WHAT YOU WILL DO ▸ Produce the listing below again, exactly as shown.

'''

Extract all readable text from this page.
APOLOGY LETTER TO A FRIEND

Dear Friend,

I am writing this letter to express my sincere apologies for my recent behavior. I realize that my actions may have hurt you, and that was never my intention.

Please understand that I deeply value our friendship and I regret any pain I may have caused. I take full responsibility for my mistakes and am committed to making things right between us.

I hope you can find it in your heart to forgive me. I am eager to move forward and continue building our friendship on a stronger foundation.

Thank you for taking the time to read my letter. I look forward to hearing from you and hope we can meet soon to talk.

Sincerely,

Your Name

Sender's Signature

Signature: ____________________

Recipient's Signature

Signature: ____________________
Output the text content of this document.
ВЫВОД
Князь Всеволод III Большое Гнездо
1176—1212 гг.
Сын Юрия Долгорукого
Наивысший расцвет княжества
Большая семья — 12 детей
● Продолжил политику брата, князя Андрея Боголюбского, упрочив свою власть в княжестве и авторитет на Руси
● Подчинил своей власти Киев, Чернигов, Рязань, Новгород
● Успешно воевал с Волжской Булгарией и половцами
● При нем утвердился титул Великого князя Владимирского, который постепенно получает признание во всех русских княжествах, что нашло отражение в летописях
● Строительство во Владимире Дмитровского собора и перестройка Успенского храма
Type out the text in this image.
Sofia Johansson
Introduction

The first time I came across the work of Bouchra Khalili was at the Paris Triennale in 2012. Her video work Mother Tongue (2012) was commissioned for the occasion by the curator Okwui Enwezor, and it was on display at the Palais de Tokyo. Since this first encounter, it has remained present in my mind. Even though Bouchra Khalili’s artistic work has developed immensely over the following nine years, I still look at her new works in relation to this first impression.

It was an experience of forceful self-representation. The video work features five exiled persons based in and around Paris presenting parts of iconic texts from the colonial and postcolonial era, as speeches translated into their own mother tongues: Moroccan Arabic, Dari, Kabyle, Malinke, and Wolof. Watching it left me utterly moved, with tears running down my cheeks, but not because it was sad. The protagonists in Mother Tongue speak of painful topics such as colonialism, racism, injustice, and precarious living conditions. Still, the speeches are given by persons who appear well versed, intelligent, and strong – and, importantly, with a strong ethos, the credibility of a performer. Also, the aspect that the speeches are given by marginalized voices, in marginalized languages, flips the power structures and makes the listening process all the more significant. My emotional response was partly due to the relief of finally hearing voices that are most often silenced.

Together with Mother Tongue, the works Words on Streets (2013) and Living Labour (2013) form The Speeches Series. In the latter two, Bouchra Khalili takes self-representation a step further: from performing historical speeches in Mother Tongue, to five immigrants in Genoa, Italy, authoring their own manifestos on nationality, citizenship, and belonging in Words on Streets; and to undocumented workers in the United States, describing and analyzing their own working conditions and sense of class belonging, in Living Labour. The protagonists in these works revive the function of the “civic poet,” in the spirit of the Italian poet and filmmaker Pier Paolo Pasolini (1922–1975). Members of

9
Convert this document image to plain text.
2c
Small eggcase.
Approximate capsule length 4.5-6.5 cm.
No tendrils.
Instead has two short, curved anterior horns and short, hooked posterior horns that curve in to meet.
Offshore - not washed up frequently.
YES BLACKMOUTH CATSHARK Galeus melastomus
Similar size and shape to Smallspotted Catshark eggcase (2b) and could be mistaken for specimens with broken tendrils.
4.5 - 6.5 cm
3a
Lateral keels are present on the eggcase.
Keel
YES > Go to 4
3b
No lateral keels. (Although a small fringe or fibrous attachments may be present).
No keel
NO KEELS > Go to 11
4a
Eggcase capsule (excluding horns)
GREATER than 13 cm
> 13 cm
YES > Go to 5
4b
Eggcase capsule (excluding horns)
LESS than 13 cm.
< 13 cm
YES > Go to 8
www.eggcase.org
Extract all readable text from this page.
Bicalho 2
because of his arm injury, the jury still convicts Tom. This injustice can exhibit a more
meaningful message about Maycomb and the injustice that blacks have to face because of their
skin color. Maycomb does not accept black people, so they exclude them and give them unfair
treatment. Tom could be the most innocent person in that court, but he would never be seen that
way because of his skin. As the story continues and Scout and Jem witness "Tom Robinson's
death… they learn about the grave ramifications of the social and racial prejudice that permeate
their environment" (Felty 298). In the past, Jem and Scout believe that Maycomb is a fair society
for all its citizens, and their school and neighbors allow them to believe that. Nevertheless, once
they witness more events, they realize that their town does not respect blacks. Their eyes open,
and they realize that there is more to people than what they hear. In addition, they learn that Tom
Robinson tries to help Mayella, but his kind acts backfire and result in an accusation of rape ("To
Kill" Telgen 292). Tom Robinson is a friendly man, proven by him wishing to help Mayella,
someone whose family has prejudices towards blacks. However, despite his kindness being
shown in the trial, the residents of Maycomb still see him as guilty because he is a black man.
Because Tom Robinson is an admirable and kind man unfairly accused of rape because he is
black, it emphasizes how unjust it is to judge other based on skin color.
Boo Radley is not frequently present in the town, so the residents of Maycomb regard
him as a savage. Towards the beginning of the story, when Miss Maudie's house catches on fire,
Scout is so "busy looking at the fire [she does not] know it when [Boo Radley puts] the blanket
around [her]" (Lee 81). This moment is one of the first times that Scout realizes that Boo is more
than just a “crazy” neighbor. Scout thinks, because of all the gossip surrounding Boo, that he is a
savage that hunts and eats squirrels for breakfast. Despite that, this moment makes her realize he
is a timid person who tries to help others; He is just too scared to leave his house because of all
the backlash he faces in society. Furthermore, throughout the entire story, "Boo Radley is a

'''

FINISHED TASK ▸
Extract all readable text from this page.
APOLOGY LETTER TO A FRIEND

Dear Friend,

I am writing this letter to express my sincere apologies for my recent behavior. I realize that my actions may have hurt you, and that was never my intention.

Please understand that I deeply value our friendship and I regret any pain I may have caused. I take full responsibility for my mistakes and am committed to making things right between us.

I hope you can find it in your heart to forgive me. I am eager to move forward and continue building our friendship on a stronger foundation.

Thank you for taking the time to read my letter. I look forward to hearing from you and hope we can meet soon to talk.

Sincerely,

Your Name

Sender's Signature

Signature: ____________________

Recipient's Signature

Signature: ____________________
Output the text content of this document.
ВЫВОД
Князь Всеволод III Большое Гнездо
1176—1212 гг.
Сын Юрия Долгорукого
Наивысший расцвет княжества
Большая семья — 12 детей
● Продолжил политику брата, князя Андрея Боголюбского, упрочив свою власть в княжестве и авторитет на Руси
● Подчинил своей власти Киев, Чернигов, Рязань, Новгород
● Успешно воевал с Волжской Булгарией и половцами
● При нем утвердился титул Великого князя Владимирского, который постепенно получает признание во всех русских княжествах, что нашло отражение в летописях
● Строительство во Владимире Дмитровского собора и перестройка Успенского храма
Type out the text in this image.
Sofia Johansson
Introduction

The first time I came across the work of Bouchra Khalili was at the Paris Triennale in 2012. Her video work Mother Tongue (2012) was commissioned for the occasion by the curator Okwui Enwezor, and it was on display at the Palais de Tokyo. Since this first encounter, it has remained present in my mind. Even though Bouchra Khalili’s artistic work has developed immensely over the following nine years, I still look at her new works in relation to this first impression.

It was an experience of forceful self-representation. The video work features five exiled persons based in and around Paris presenting parts of iconic texts from the colonial and postcolonial era, as speeches translated into their own mother tongues: Moroccan Arabic, Dari, Kabyle, Malinke, and Wolof. Watching it left me utterly moved, with tears running down my cheeks, but not because it was sad. The protagonists in Mother Tongue speak of painful topics such as colonialism, racism, injustice, and precarious living conditions. Still, the speeches are given by persons who appear well versed, intelligent, and strong – and, importantly, with a strong ethos, the credibility of a performer. Also, the aspect that the speeches are given by marginalized voices, in marginalized languages, flips the power structures and makes the listening process all the more significant. My emotional response was partly due to the relief of finally hearing voices that are most often silenced.

Together with Mother Tongue, the works Words on Streets (2013) and Living Labour (2013) form The Speeches Series. In the latter two, Bouchra Khalili takes self-representation a step further: from performing historical speeches in Mother Tongue, to five immigrants in Genoa, Italy, authoring their own manifestos on nationality, citizenship, and belonging in Words on Streets; and to undocumented workers in the United States, describing and analyzing their own working conditions and sense of class belonging, in Living Labour. The protagonists in these works revive the function of the “civic poet,” in the spirit of the Italian poet and filmmaker Pier Paolo Pasolini (1922–1975). Members of

9
Convert this document image to plain text.
2c
Small eggcase.
Approximate capsule length 4.5-6.5 cm.
No tendrils.
Instead has two short, curved anterior horns and short, hooked posterior horns that curve in to meet.
Offshore - not washed up frequently.
YES BLACKMOUTH CATSHARK Galeus melastomus
Similar size and shape to Smallspotted Catshark eggcase (2b) and could be mistaken for specimens with broken tendrils.
4.5 - 6.5 cm
3a
Lateral keels are present on the eggcase.
Keel
YES > Go to 4
3b
No lateral keels. (Although a small fringe or fibrous attachments may be present).
No keel
NO KEELS > Go to 11
4a
Eggcase capsule (excluding horns)
GREATER than 13 cm
> 13 cm
YES > Go to 5
4b
Eggcase capsule (excluding horns)
LESS than 13 cm.
< 13 cm
YES > Go to 8
www.eggcase.org
Extract all readable text from this page.
Bicalho 2
because of his arm injury, the jury still convicts Tom. This injustice can exhibit a more
meaningful message about Maycomb and the injustice that blacks have to face because of their
skin color. Maycomb does not accept black people, so they exclude them and give them unfair
treatment. Tom could be the most innocent person in that court, but he would never be seen that
way because of his skin. As the story continues and Scout and Jem witness "Tom Robinson's
death… they learn about the grave ramifications of the social and racial prejudice that permeate
their environment" (Felty 298). In the past, Jem and Scout believe that Maycomb is a fair society
for all its citizens, and their school and neighbors allow them to believe that. Nevertheless, once
they witness more events, they realize that their town does not respect blacks. Their eyes open,
and they realize that there is more to people than what they hear. In addition, they learn that Tom
Robinson tries to help Mayella, but his kind acts backfire and result in an accusation of rape ("To
Kill" Telgen 292). Tom Robinson is a friendly man, proven by him wishing to help Mayella,
someone whose family has prejudices towards blacks. However, despite his kindness being
shown in the trial, the residents of Maycomb still see him as guilty because he is a black man.
Because Tom Robinson is an admirable and kind man unfairly accused of rape because he is
black, it emphasizes how unjust it is to judge other based on skin color.
Boo Radley is not frequently present in the town, so the residents of Maycomb regard
him as a savage. Towards the beginning of the story, when Miss Maudie's house catches on fire,
Scout is so "busy looking at the fire [she does not] know it when [Boo Radley puts] the blanket
around [her]" (Lee 81). This moment is one of the first times that Scout realizes that Boo is more
than just a “crazy” neighbor. Scout thinks, because of all the gossip surrounding Boo, that he is a
savage that hunts and eats squirrels for breakfast. Despite that, this moment makes her realize he
is a timid person who tries to help others; He is just too scared to leave his house because of all
the backlash he faces in society. Furthermore, throughout the entire story, "Boo Radley is a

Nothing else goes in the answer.